PROVIDED ENTRIES
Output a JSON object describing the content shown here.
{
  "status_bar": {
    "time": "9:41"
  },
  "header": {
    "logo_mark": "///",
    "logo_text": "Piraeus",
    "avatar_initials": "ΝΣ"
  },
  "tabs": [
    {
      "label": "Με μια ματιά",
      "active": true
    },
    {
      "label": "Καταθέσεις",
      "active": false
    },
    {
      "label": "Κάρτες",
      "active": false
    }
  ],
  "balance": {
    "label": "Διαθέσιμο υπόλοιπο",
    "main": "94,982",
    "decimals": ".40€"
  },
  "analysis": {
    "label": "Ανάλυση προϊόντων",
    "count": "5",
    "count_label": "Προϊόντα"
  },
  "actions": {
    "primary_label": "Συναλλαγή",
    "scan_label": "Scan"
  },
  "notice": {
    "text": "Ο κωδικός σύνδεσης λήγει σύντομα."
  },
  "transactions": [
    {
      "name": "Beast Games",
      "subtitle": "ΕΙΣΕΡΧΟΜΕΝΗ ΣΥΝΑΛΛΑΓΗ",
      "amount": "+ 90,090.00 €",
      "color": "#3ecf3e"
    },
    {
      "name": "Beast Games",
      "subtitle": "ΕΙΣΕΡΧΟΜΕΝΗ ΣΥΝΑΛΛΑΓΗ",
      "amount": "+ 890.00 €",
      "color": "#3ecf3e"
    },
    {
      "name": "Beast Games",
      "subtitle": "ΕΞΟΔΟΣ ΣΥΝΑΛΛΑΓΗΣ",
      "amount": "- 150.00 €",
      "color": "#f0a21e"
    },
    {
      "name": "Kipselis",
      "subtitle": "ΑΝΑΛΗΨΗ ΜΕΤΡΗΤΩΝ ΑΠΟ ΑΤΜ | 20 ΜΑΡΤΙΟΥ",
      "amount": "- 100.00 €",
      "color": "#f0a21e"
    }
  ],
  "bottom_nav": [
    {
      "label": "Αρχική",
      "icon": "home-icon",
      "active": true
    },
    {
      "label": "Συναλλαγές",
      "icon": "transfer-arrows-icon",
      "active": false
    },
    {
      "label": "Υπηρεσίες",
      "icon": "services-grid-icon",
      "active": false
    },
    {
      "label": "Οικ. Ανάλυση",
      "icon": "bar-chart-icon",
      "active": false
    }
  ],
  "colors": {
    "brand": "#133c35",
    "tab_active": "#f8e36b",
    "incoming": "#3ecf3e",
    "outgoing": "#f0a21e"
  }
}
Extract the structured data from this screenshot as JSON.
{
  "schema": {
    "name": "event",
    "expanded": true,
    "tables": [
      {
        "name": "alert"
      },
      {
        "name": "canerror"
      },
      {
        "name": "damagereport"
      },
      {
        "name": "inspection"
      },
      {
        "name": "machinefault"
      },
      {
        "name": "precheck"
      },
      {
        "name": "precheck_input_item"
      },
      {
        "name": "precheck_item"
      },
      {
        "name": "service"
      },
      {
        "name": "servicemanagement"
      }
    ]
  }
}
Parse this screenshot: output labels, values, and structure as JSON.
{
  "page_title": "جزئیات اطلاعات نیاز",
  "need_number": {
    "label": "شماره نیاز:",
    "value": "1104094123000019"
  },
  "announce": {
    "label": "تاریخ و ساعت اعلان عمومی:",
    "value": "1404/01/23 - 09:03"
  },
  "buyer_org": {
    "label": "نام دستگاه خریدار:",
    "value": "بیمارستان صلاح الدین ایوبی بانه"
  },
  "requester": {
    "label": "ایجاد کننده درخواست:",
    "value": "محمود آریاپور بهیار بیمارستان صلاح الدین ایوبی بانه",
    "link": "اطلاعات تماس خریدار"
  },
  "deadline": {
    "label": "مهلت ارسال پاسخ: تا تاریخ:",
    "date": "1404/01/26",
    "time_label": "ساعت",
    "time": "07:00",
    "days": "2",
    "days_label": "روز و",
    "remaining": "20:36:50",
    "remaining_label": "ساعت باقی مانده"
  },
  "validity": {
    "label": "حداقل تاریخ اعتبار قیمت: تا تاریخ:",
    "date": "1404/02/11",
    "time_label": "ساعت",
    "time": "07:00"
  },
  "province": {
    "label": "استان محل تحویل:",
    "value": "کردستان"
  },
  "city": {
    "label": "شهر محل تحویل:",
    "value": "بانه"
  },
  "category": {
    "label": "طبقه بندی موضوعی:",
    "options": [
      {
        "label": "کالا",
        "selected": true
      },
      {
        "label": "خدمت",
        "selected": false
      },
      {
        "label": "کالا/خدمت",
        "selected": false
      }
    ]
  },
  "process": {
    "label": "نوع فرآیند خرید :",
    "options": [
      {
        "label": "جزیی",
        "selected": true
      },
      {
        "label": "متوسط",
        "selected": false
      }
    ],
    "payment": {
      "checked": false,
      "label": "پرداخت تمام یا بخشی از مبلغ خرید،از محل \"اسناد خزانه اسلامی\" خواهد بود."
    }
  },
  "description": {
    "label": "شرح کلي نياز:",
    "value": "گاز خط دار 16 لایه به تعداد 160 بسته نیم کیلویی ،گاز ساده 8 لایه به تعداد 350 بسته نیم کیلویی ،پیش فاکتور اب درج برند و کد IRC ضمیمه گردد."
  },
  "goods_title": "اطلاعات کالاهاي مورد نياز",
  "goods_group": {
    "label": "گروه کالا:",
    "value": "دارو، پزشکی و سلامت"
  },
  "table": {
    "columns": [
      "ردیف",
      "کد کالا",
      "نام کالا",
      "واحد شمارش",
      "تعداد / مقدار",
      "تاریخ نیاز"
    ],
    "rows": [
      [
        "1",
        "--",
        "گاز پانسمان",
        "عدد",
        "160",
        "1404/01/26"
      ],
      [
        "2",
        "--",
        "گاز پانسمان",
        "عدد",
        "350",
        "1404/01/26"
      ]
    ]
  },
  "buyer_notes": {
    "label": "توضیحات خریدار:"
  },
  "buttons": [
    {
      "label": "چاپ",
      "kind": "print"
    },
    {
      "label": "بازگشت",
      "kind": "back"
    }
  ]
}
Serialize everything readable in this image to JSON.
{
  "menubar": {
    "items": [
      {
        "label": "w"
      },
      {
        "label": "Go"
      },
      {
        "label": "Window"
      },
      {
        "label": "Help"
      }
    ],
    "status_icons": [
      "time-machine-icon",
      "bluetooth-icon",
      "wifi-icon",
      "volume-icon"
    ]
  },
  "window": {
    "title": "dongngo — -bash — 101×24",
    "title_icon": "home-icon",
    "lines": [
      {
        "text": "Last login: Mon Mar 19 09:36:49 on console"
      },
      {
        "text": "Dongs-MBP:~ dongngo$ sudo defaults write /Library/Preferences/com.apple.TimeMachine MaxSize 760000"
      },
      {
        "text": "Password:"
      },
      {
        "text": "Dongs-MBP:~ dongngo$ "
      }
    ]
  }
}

PROBLEM DESCRIPTION
Gather each line that holds "تحویل".

ANSWER BELOW
    "label": "استان محل تحویل:",
    "label": "شهر محل تحویل:",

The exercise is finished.